> Requirement
Return the listing below unchanged, minus its pictures.

(Stored dataset items)
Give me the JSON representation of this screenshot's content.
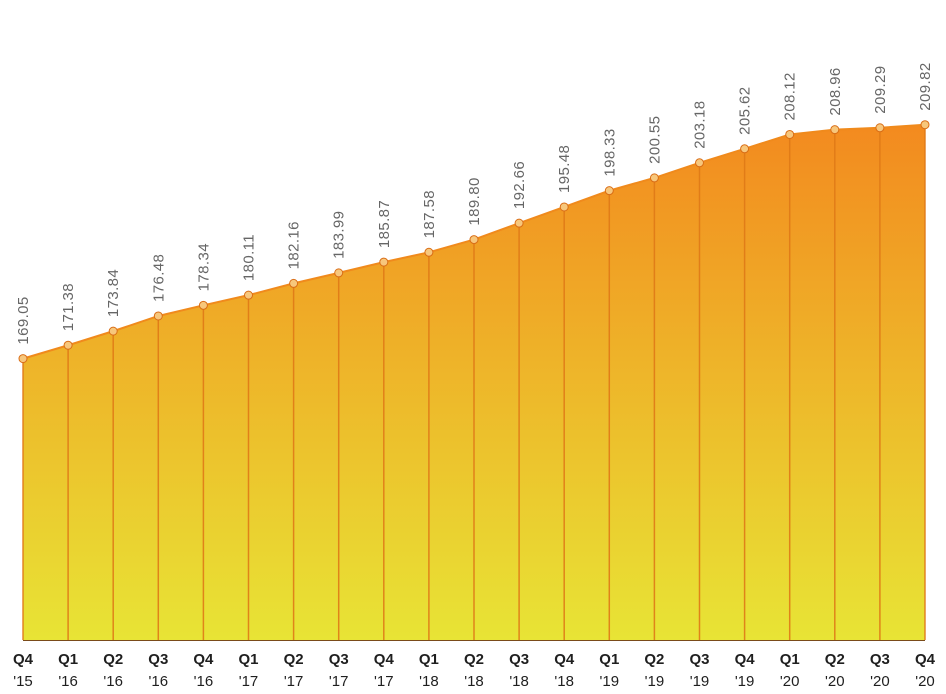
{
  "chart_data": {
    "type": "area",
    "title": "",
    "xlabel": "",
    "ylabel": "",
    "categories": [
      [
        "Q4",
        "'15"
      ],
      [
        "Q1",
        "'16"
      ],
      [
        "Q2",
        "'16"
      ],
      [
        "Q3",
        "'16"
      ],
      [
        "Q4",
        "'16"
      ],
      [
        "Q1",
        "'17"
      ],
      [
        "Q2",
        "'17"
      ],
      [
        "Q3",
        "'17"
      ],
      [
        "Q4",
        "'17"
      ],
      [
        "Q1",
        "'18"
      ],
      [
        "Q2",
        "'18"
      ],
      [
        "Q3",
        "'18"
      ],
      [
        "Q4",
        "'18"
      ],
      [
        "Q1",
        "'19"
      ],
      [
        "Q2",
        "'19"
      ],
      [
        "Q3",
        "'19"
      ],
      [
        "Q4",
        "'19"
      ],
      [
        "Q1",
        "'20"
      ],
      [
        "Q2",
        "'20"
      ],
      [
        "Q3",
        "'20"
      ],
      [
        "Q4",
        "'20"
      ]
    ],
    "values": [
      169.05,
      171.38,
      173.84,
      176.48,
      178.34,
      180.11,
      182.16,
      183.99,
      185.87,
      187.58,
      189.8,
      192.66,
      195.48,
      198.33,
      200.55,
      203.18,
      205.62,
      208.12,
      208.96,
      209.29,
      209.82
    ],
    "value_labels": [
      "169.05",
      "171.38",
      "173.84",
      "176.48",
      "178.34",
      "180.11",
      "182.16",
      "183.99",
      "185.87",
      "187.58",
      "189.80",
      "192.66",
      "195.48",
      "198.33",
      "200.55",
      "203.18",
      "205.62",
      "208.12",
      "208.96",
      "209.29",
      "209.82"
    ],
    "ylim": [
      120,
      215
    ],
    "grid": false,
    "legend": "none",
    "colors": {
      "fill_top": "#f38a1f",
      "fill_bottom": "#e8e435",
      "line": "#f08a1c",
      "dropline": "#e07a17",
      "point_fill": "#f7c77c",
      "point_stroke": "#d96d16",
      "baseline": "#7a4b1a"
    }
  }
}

> Task response
Give me the JSON representation of this screenshot's content.
{
  "chart_data": {
    "type": "area",
    "title": "",
    "xlabel": "",
    "ylabel": "",
    "categories": [
      [
        "Q4",
        "'15"
      ],
      [
        "Q1",
        "'16"
      ],
      [
        "Q2",
        "'16"
      ],
      [
        "Q3",
        "'16"
      ],
      [
        "Q4",
        "'16"
      ],
      [
        "Q1",
        "'17"
      ],
      [
        "Q2",
        "'17"
      ],
      [
        "Q3",
        "'17"
      ],
      [
        "Q4",
        "'17"
      ],
      [
        "Q1",
        "'18"
      ],
      [
        "Q2",
        "'18"
      ],
      [
        "Q3",
        "'18"
      ],
      [
        "Q4",
        "'18"
      ],
      [
        "Q1",
        "'19"
      ],
      [
        "Q2",
        "'19"
      ],
      [
        "Q3",
        "'19"
      ],
      [
        "Q4",
        "'19"
      ],
      [
        "Q1",
        "'20"
      ],
      [
        "Q2",
        "'20"
      ],
      [
        "Q3",
        "'20"
      ],
      [
        "Q4",
        "'20"
      ]
    ],
    "values": [
      169.05,
      171.38,
      173.84,
      176.48,
      178.34,
      180.11,
      182.16,
      183.99,
      185.87,
      187.58,
      189.8,
      192.66,
      195.48,
      198.33,
      200.55,
      203.18,
      205.62,
      208.12,
      208.96,
      209.29,
      209.82
    ],
    "value_labels": [
      "169.05",
      "171.38",
      "173.84",
      "176.48",
      "178.34",
      "180.11",
      "182.16",
      "183.99",
      "185.87",
      "187.58",
      "189.80",
      "192.66",
      "195.48",
      "198.33",
      "200.55",
      "203.18",
      "205.62",
      "208.12",
      "208.96",
      "209.29",
      "209.82"
    ],
    "ylim": [
      120,
      215
    ],
    "grid": false,
    "legend": "none",
    "colors": {
      "fill_top": "#f38a1f",
      "fill_bottom": "#e8e435",
      "line": "#f08a1c",
      "dropline": "#e07a17",
      "point_fill": "#f7c77c",
      "point_stroke": "#d96d16",
      "baseline": "#7a4b1a"
    }
  }
}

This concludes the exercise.